» **Stated exercise**: Copy each line that has the string "Checks" somewhere in it.

----

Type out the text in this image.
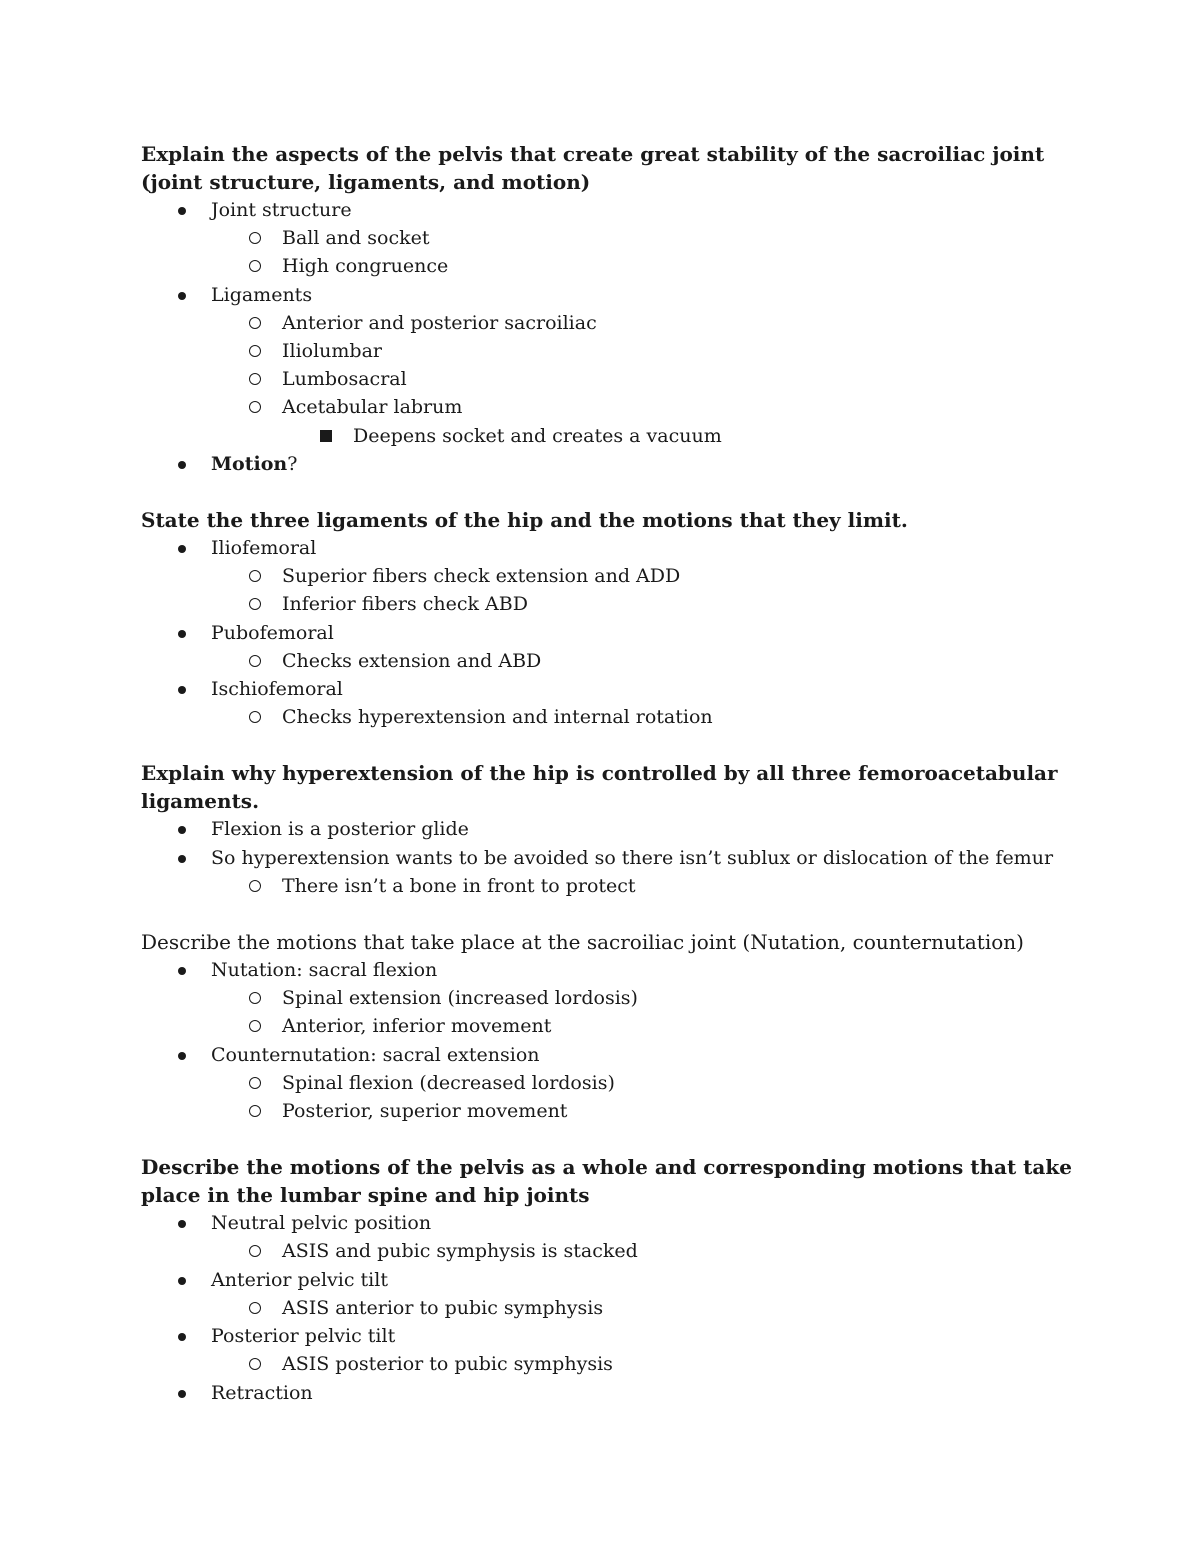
Explain the aspects of the pelvis that create great stability of the sacroiliac joint (joint structure, ligaments, and motion)

Joint structure
Ball and socket
High congruence
Ligaments
Anterior and posterior sacroiliac
Iliolumbar
Lumbosacral
Acetabular labrum
Deepens socket and creates a vacuum
Motion?

State the three ligaments of the hip and the motions that they limit.

Iliofemoral
Superior fibers check extension and ADD
Inferior fibers check ABD
Pubofemoral
Checks extension and ABD
Ischiofemoral
Checks hyperextension and internal rotation

Explain why hyperextension of the hip is controlled by all three femoroacetabular ligaments.

Flexion is a posterior glide
So hyperextension wants to be avoided so there isn’t sublux or dislocation of the femur
There isn’t a bone in front to protect

Describe the motions that take place at the sacroiliac joint (Nutation, counternutation)

Nutation: sacral flexion
Spinal extension (increased lordosis)
Anterior, inferior movement
Counternutation: sacral extension
Spinal flexion (decreased lordosis)
Posterior, superior movement

Describe the motions of the pelvis as a whole and corresponding motions that take place in the lumbar spine and hip joints

Neutral pelvic position
ASIS and pubic symphysis is stacked
Anterior pelvic tilt
ASIS anterior to pubic symphysis
Posterior pelvic tilt
ASIS posterior to pubic symphysis
Retraction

----

» **Output of the task**:
Checks extension and ABD
Checks hyperextension and internal rotation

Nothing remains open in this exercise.